>>>>>

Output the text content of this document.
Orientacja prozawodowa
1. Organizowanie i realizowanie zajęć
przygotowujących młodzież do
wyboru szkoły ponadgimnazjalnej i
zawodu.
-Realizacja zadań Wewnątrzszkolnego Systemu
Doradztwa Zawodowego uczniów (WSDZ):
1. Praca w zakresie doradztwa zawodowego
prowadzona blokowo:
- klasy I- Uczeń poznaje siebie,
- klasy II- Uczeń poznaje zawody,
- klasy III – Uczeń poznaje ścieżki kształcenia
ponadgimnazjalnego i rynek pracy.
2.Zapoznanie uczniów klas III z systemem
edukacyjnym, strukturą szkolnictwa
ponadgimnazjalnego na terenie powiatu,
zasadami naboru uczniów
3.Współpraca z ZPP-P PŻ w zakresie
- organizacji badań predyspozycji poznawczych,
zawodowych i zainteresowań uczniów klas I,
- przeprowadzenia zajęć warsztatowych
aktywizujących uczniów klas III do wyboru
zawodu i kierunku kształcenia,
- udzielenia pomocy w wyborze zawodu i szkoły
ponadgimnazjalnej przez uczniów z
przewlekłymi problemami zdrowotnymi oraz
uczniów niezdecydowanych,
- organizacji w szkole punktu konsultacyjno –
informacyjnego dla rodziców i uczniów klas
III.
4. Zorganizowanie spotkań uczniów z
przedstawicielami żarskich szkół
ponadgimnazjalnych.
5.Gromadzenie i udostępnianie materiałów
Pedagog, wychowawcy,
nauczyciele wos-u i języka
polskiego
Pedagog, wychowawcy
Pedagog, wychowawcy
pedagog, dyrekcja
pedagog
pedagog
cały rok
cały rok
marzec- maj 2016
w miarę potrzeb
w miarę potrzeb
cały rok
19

<<<<<

Your task is to repeat each line of the material exactly.

Output the text content of this document.
Orientacja prozawodowa
1. Organizowanie i realizowanie zajęć
przygotowujących młodzież do
wyboru szkoły ponadgimnazjalnej i
zawodu.
-Realizacja zadań Wewnątrzszkolnego Systemu
Doradztwa Zawodowego uczniów (WSDZ):
1. Praca w zakresie doradztwa zawodowego
prowadzona blokowo:
- klasy I- Uczeń poznaje siebie,
- klasy II- Uczeń poznaje zawody,
- klasy III – Uczeń poznaje ścieżki kształcenia
ponadgimnazjalnego i rynek pracy.
2.Zapoznanie uczniów klas III z systemem
edukacyjnym, strukturą szkolnictwa
ponadgimnazjalnego na terenie powiatu,
zasadami naboru uczniów
3.Współpraca z ZPP-P PŻ w zakresie
- organizacji badań predyspozycji poznawczych,
zawodowych i zainteresowań uczniów klas I,
- przeprowadzenia zajęć warsztatowych
aktywizujących uczniów klas III do wyboru
zawodu i kierunku kształcenia,
- udzielenia pomocy w wyborze zawodu i szkoły
ponadgimnazjalnej przez uczniów z
przewlekłymi problemami zdrowotnymi oraz
uczniów niezdecydowanych,
- organizacji w szkole punktu konsultacyjno –
informacyjnego dla rodziców i uczniów klas
III.
4. Zorganizowanie spotkań uczniów z
przedstawicielami żarskich szkół
ponadgimnazjalnych.
5.Gromadzenie i udostępnianie materiałów
Pedagog, wychowawcy,
nauczyciele wos-u i języka
polskiego
Pedagog, wychowawcy
Pedagog, wychowawcy
pedagog, dyrekcja
pedagog
pedagog
cały rok
cały rok
marzec- maj 2016
w miarę potrzeb
w miarę potrzeb
cały rok
19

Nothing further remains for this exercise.